=== Excerpted data ===

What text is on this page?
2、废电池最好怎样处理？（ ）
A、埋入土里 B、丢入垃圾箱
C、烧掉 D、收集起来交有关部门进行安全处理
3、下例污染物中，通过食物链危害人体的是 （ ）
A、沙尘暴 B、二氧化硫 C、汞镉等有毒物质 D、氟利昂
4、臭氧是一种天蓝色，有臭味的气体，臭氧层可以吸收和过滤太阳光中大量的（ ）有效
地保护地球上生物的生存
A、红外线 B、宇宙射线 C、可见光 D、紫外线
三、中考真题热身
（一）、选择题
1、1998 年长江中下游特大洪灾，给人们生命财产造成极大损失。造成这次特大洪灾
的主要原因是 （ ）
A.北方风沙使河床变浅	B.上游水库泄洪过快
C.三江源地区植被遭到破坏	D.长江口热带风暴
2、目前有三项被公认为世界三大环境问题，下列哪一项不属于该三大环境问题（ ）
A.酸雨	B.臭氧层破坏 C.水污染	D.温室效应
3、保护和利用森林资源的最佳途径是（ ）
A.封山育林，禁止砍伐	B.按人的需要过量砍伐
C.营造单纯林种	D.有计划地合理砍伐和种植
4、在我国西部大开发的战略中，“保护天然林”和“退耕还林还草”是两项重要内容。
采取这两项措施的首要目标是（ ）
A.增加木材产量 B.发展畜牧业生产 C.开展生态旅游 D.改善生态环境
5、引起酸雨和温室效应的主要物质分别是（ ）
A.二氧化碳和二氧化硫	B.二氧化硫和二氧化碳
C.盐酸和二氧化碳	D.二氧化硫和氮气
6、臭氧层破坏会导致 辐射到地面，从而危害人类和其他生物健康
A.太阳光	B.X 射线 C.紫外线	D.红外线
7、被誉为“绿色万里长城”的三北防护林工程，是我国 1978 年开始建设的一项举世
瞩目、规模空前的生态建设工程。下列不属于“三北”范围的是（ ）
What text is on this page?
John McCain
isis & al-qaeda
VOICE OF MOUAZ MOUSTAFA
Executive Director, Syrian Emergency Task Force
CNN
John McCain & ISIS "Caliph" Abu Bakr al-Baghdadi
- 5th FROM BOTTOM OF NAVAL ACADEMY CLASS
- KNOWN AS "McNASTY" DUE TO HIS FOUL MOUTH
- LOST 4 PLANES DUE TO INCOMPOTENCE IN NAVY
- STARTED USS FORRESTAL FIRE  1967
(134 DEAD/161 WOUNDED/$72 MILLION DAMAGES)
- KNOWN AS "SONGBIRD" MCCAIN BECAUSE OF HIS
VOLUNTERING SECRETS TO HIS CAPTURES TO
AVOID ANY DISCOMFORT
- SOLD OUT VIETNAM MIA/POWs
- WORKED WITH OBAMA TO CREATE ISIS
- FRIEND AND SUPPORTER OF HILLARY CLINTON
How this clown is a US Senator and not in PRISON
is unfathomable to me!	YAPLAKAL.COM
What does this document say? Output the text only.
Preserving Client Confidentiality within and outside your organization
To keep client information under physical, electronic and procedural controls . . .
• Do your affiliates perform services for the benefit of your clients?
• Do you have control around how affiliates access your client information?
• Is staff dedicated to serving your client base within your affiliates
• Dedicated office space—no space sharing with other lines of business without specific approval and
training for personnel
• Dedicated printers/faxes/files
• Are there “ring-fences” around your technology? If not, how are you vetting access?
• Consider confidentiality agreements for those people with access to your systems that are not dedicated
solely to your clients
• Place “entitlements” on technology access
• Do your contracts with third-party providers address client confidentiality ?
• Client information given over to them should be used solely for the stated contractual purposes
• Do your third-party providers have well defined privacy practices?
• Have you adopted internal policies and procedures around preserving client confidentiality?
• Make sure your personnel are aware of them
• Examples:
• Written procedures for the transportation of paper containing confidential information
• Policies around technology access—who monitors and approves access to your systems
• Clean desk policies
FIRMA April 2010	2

===

■ **Exercise instructions**:
Reproduce every line of the data verbatim.

■ **In response**:
What text is on this page?
2、废电池最好怎样处理？（ ）
A、埋入土里 B、丢入垃圾箱
C、烧掉 D、收集起来交有关部门进行安全处理
3、下例污染物中，通过食物链危害人体的是 （ ）
A、沙尘暴 B、二氧化硫 C、汞镉等有毒物质 D、氟利昂
4、臭氧是一种天蓝色，有臭味的气体，臭氧层可以吸收和过滤太阳光中大量的（ ）有效
地保护地球上生物的生存
A、红外线 B、宇宙射线 C、可见光 D、紫外线
三、中考真题热身
（一）、选择题
1、1998 年长江中下游特大洪灾，给人们生命财产造成极大损失。造成这次特大洪灾
的主要原因是 （ ）
A.北方风沙使河床变浅	B.上游水库泄洪过快
C.三江源地区植被遭到破坏	D.长江口热带风暴
2、目前有三项被公认为世界三大环境问题，下列哪一项不属于该三大环境问题（ ）
A.酸雨	B.臭氧层破坏 C.水污染	D.温室效应
3、保护和利用森林资源的最佳途径是（ ）
A.封山育林，禁止砍伐	B.按人的需要过量砍伐
C.营造单纯林种	D.有计划地合理砍伐和种植
4、在我国西部大开发的战略中，“保护天然林”和“退耕还林还草”是两项重要内容。
采取这两项措施的首要目标是（ ）
A.增加木材产量 B.发展畜牧业生产 C.开展生态旅游 D.改善生态环境
5、引起酸雨和温室效应的主要物质分别是（ ）
A.二氧化碳和二氧化硫	B.二氧化硫和二氧化碳
C.盐酸和二氧化碳	D.二氧化硫和氮气
6、臭氧层破坏会导致 辐射到地面，从而危害人类和其他生物健康
A.太阳光	B.X 射线 C.紫外线	D.红外线
7、被誉为“绿色万里长城”的三北防护林工程，是我国 1978 年开始建设的一项举世
瞩目、规模空前的生态建设工程。下列不属于“三北”范围的是（ ）
What text is on this page?
John McCain
isis & al-qaeda
VOICE OF MOUAZ MOUSTAFA
Executive Director, Syrian Emergency Task Force
CNN
John McCain & ISIS "Caliph" Abu Bakr al-Baghdadi
- 5th FROM BOTTOM OF NAVAL ACADEMY CLASS
- KNOWN AS "McNASTY" DUE TO HIS FOUL MOUTH
- LOST 4 PLANES DUE TO INCOMPOTENCE IN NAVY
- STARTED USS FORRESTAL FIRE  1967
(134 DEAD/161 WOUNDED/$72 MILLION DAMAGES)
- KNOWN AS "SONGBIRD" MCCAIN BECAUSE OF HIS
VOLUNTERING SECRETS TO HIS CAPTURES TO
AVOID ANY DISCOMFORT
- SOLD OUT VIETNAM MIA/POWs
- WORKED WITH OBAMA TO CREATE ISIS
- FRIEND AND SUPPORTER OF HILLARY CLINTON
How this clown is a US Senator and not in PRISON
is unfathomable to me!	YAPLAKAL.COM
What does this document say? Output the text only.
Preserving Client Confidentiality within and outside your organization
To keep client information under physical, electronic and procedural controls . . .
• Do your affiliates perform services for the benefit of your clients?
• Do you have control around how affiliates access your client information?
• Is staff dedicated to serving your client base within your affiliates
• Dedicated office space—no space sharing with other lines of business without specific approval and
training for personnel
• Dedicated printers/faxes/files
• Are there “ring-fences” around your technology? If not, how are you vetting access?
• Consider confidentiality agreements for those people with access to your systems that are not dedicated
solely to your clients
• Place “entitlements” on technology access
• Do your contracts with third-party providers address client confidentiality ?
• Client information given over to them should be used solely for the stated contractual purposes
• Do your third-party providers have well defined privacy practices?
• Have you adopted internal policies and procedures around preserving client confidentiality?
• Make sure your personnel are aware of them
• Examples:
• Written procedures for the transportation of paper containing confidential information
• Policies around technology access—who monitors and approves access to your systems
• Clean desk policies
FIRMA April 2010	2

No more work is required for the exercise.